## Start Records supplied

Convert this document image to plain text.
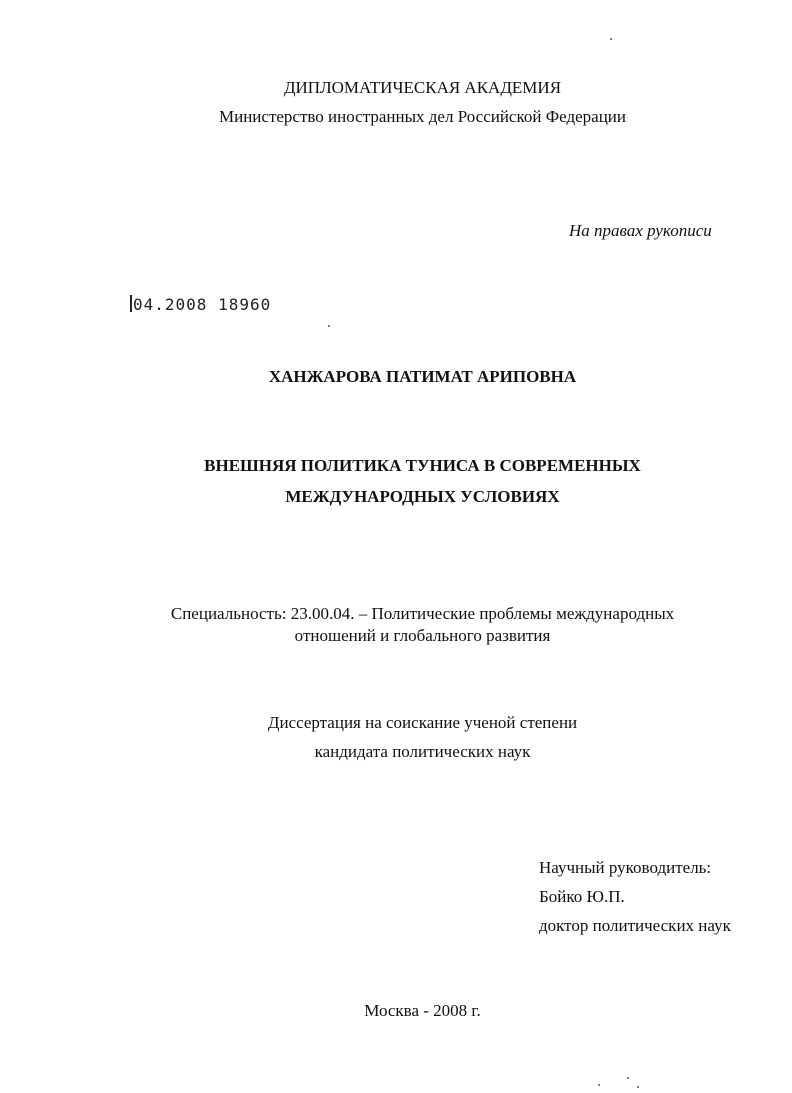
ДИПЛОМАТИЧЕСКАЯ АКАДЕМИЯ
Министерство иностранных дел Российской Федерации
На правах рукописи
04.2008 18960
ХАНЖАРОВА ПАТИМАТ АРИПОВНА
ВНЕШНЯЯ ПОЛИТИКА ТУНИСА В СОВРЕМЕННЫХ
МЕЖДУНАРОДНЫХ УСЛОВИЯХ
Специальность: 23.00.04. – Политические проблемы международных
отношений и глобального развития
Диссертация на соискание ученой степени
кандидата политических наук
Научный руководитель:
Бойко Ю.П.
доктор политических наук
Москва - 2008 г.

## End Records supplied

## Required task
Return the records exactly. Don't carry the pictures over.

## Written response
Convert this document image to plain text.
ДИПЛОМАТИЧЕСКАЯ АКАДЕМИЯ
Министерство иностранных дел Российской Федерации
На правах рукописи
04.2008 18960
ХАНЖАРОВА ПАТИМАТ АРИПОВНА
ВНЕШНЯЯ ПОЛИТИКА ТУНИСА В СОВРЕМЕННЫХ
МЕЖДУНАРОДНЫХ УСЛОВИЯХ
Специальность: 23.00.04. – Политические проблемы международных
отношений и глобального развития
Диссертация на соискание ученой степени
кандидата политических наук
Научный руководитель:
Бойко Ю.П.
доктор политических наук
Москва - 2008 г.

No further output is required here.